• Exercise brief:
Would you quote every entry exactly, dropping only the pictures?

━━━ Records supplied ━━━

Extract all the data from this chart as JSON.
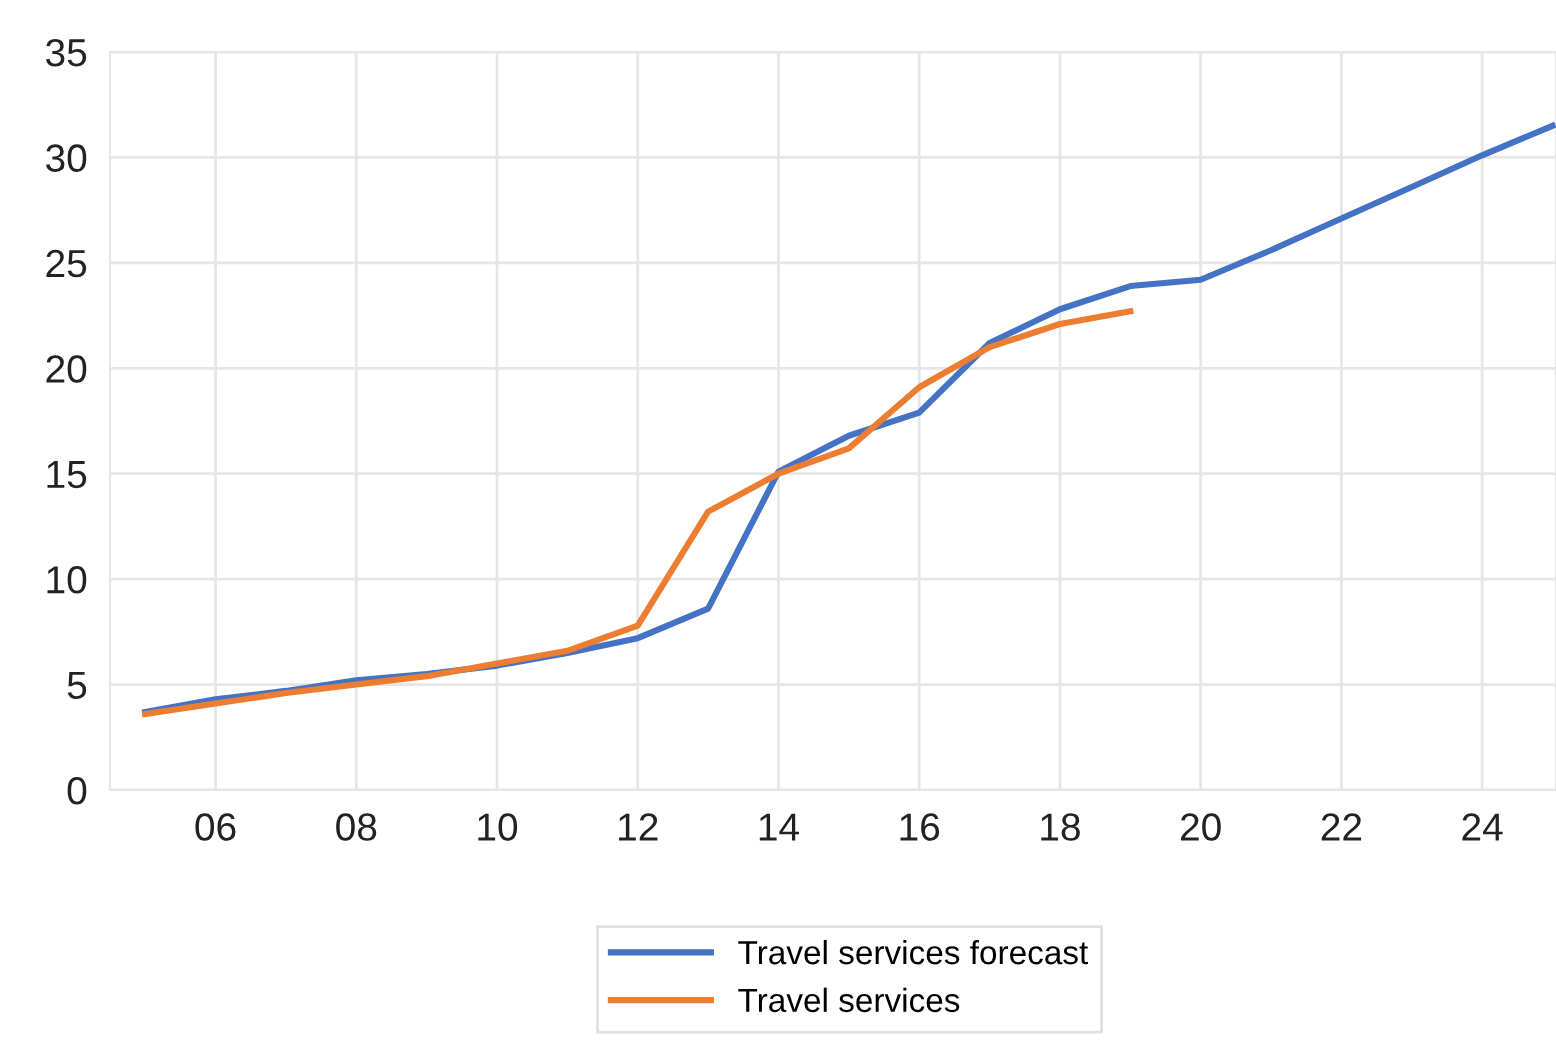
{
  "chart_data": {
    "type": "line",
    "x": [
      5,
      6,
      7,
      8,
      9,
      10,
      11,
      12,
      13,
      14,
      15,
      16,
      17,
      18,
      19,
      20,
      21,
      22,
      23,
      24,
      25
    ],
    "series": [
      {
        "name": "Travel services forecast",
        "color": "#4472c4",
        "values": [
          3.7,
          4.3,
          4.7,
          5.2,
          5.5,
          5.9,
          6.5,
          7.2,
          8.6,
          15.1,
          16.8,
          17.9,
          21.2,
          22.8,
          23.9,
          24.2,
          25.6,
          27.1,
          28.6,
          30.1,
          31.5
        ]
      },
      {
        "name": "Travel services",
        "color": "#ed7d31",
        "values": [
          3.6,
          4.1,
          4.6,
          5.0,
          5.4,
          6.0,
          6.6,
          7.8,
          13.2,
          15.0,
          16.2,
          19.1,
          21.0,
          22.1,
          22.7,
          null,
          null,
          null,
          null,
          null,
          null
        ]
      }
    ],
    "xlim": [
      4.5,
      25.05
    ],
    "xticks": [
      {
        "value": 6,
        "label": "06"
      },
      {
        "value": 8,
        "label": "08"
      },
      10,
      12,
      14,
      16,
      18,
      20,
      22,
      24
    ],
    "ylim": [
      0,
      35
    ],
    "yticks": [
      0,
      5,
      10,
      15,
      20,
      25,
      30,
      35
    ],
    "grid": true,
    "legend": "bottom",
    "marker": "none",
    "line_style": "solid"
  }
}
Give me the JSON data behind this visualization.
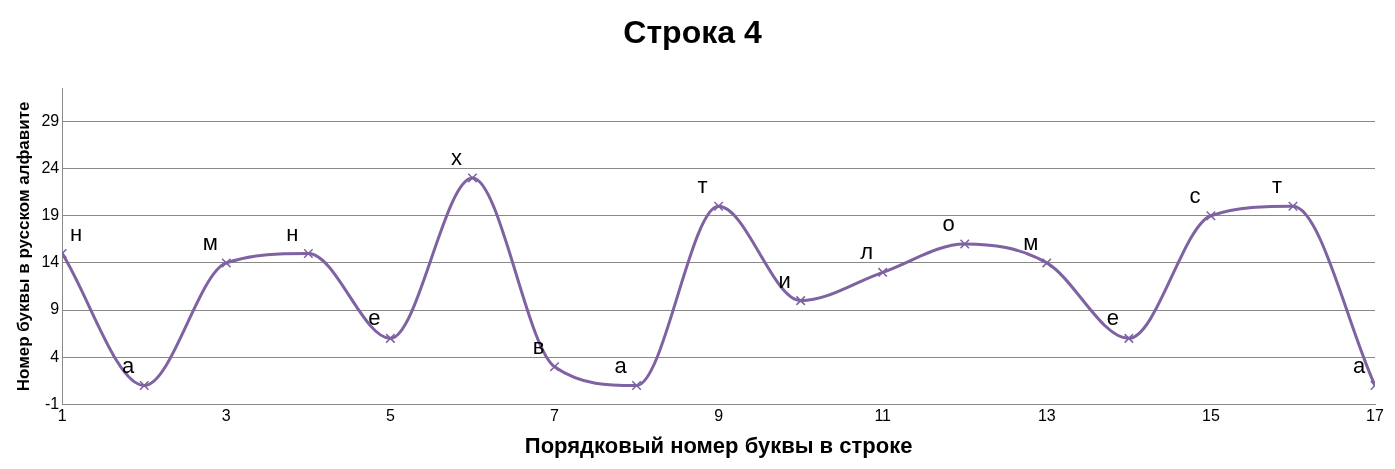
{
  "chart_data": {
    "type": "line",
    "title": "Строка 4",
    "xlabel": "Порядковый номер буквы в строке",
    "ylabel": "Номер буквы в русском алфавите",
    "x": [
      1,
      2,
      3,
      4,
      5,
      6,
      7,
      8,
      9,
      10,
      11,
      12,
      13,
      14,
      15,
      16,
      17
    ],
    "series": [
      {
        "color": "#7e62a1",
        "values": [
          15,
          1,
          14,
          15,
          6,
          23,
          3,
          1,
          20,
          10,
          13,
          16,
          14,
          6,
          19,
          20,
          1
        ],
        "value_labels": [
          "н",
          "а",
          "м",
          "н",
          "е",
          "х",
          "в",
          "а",
          "т",
          "и",
          "л",
          "о",
          "м",
          "е",
          "с",
          "т",
          "а"
        ]
      }
    ],
    "xlim": [
      1,
      17
    ],
    "xticks": [
      1,
      3,
      5,
      7,
      9,
      11,
      13,
      15,
      17
    ],
    "ylim": [
      -1,
      32.5
    ],
    "yticks": [
      -1,
      4,
      9,
      14,
      19,
      24,
      29
    ],
    "grid": "y",
    "legend": false,
    "marker": "cross",
    "line_style": "solid"
  }
}
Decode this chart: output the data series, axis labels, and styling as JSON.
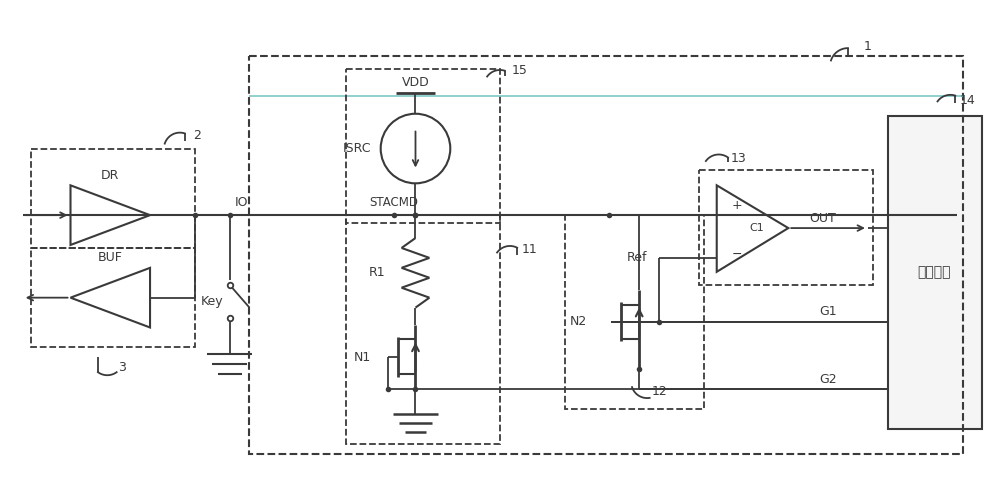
{
  "fig_width": 10.0,
  "fig_height": 4.8,
  "dpi": 100,
  "bg_color": "#ffffff",
  "line_color": "#3a3a3a",
  "teal_color": "#88cccc",
  "labels": {
    "DR": "DR",
    "BUF": "BUF",
    "IO": "IO",
    "STACMD": "STACMD",
    "VDD": "VDD",
    "ISRC": "ISRC",
    "R1": "R1",
    "N1": "N1",
    "N2": "N2",
    "Ref": "Ref",
    "C1": "C1",
    "OUT": "OUT",
    "G1": "G1",
    "G2": "G2",
    "Key": "Key",
    "ctrl": "控制单元",
    "num1": "1",
    "num2": "2",
    "num3": "3",
    "num11": "11",
    "num12": "12",
    "num13": "13",
    "num14": "14",
    "num15": "15"
  }
}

━━━

• Written answer:
Extract all the data from this chart as JSON.
{
  "chart_data": {
    "type": "line",
    "x": [
      5,
      6,
      7,
      8,
      9,
      10,
      11,
      12,
      13,
      14,
      15,
      16,
      17,
      18,
      19,
      20,
      21,
      22,
      23,
      24,
      25
    ],
    "series": [
      {
        "name": "Travel services forecast",
        "color": "#4472c4",
        "values": [
          3.7,
          4.3,
          4.7,
          5.2,
          5.5,
          5.9,
          6.5,
          7.2,
          8.6,
          15.1,
          16.8,
          17.9,
          21.2,
          22.8,
          23.9,
          24.2,
          25.6,
          27.1,
          28.6,
          30.1,
          31.5
        ]
      },
      {
        "name": "Travel services",
        "color": "#ed7d31",
        "values": [
          3.6,
          4.1,
          4.6,
          5.0,
          5.4,
          6.0,
          6.6,
          7.8,
          13.2,
          15.0,
          16.2,
          19.1,
          21.0,
          22.1,
          22.7,
          null,
          null,
          null,
          null,
          null,
          null
        ]
      }
    ],
    "xlim": [
      4.5,
      25.05
    ],
    "xticks": [
      {
        "value": 6,
        "label": "06"
      },
      {
        "value": 8,
        "label": "08"
      },
      10,
      12,
      14,
      16,
      18,
      20,
      22,
      24
    ],
    "ylim": [
      0,
      35
    ],
    "yticks": [
      0,
      5,
      10,
      15,
      20,
      25,
      30,
      35
    ],
    "grid": true,
    "legend": "bottom",
    "marker": "none",
    "line_style": "solid"
  }
}
Give me the JSON data behind this visualization.
{
  "chart_data": {
    "type": "line",
    "title": "Строка 4",
    "xlabel": "Порядковый номер буквы в строке",
    "ylabel": "Номер буквы в русском алфавите",
    "x": [
      1,
      2,
      3,
      4,
      5,
      6,
      7,
      8,
      9,
      10,
      11,
      12,
      13,
      14,
      15,
      16,
      17
    ],
    "series": [
      {
        "color": "#7e62a1",
        "values": [
          15,
          1,
          14,
          15,
          6,
          23,
          3,
          1,
          20,
          10,
          13,
          16,
          14,
          6,
          19,
          20,
          1
        ],
        "value_labels": [
          "н",
          "а",
          "м",
          "н",
          "е",
          "х",
          "в",
          "а",
          "т",
          "и",
          "л",
          "о",
          "м",
          "е",
          "с",
          "т",
          "а"
        ]
      }
    ],
    "xlim": [
      1,
      17
    ],
    "xticks": [
      1,
      3,
      5,
      7,
      9,
      11,
      13,
      15,
      17
    ],
    "ylim": [
      -1,
      32.5
    ],
    "yticks": [
      -1,
      4,
      9,
      14,
      19,
      24,
      29
    ],
    "grid": "y",
    "legend": false,
    "marker": "cross",
    "line_style": "solid"
  }
}
Decode this chart: output the data series, axis labels, and styling as JSON.
{
  "fig_width": 10.0,
  "fig_height": 4.8,
  "dpi": 100,
  "bg_color": "#ffffff",
  "line_color": "#3a3a3a",
  "teal_color": "#88cccc",
  "labels": {
    "DR": "DR",
    "BUF": "BUF",
    "IO": "IO",
    "STACMD": "STACMD",
    "VDD": "VDD",
    "ISRC": "ISRC",
    "R1": "R1",
    "N1": "N1",
    "N2": "N2",
    "Ref": "Ref",
    "C1": "C1",
    "OUT": "OUT",
    "G1": "G1",
    "G2": "G2",
    "Key": "Key",
    "ctrl": "控制单元",
    "num1": "1",
    "num2": "2",
    "num3": "3",
    "num11": "11",
    "num12": "12",
    "num13": "13",
    "num14": "14",
    "num15": "15"
  }
}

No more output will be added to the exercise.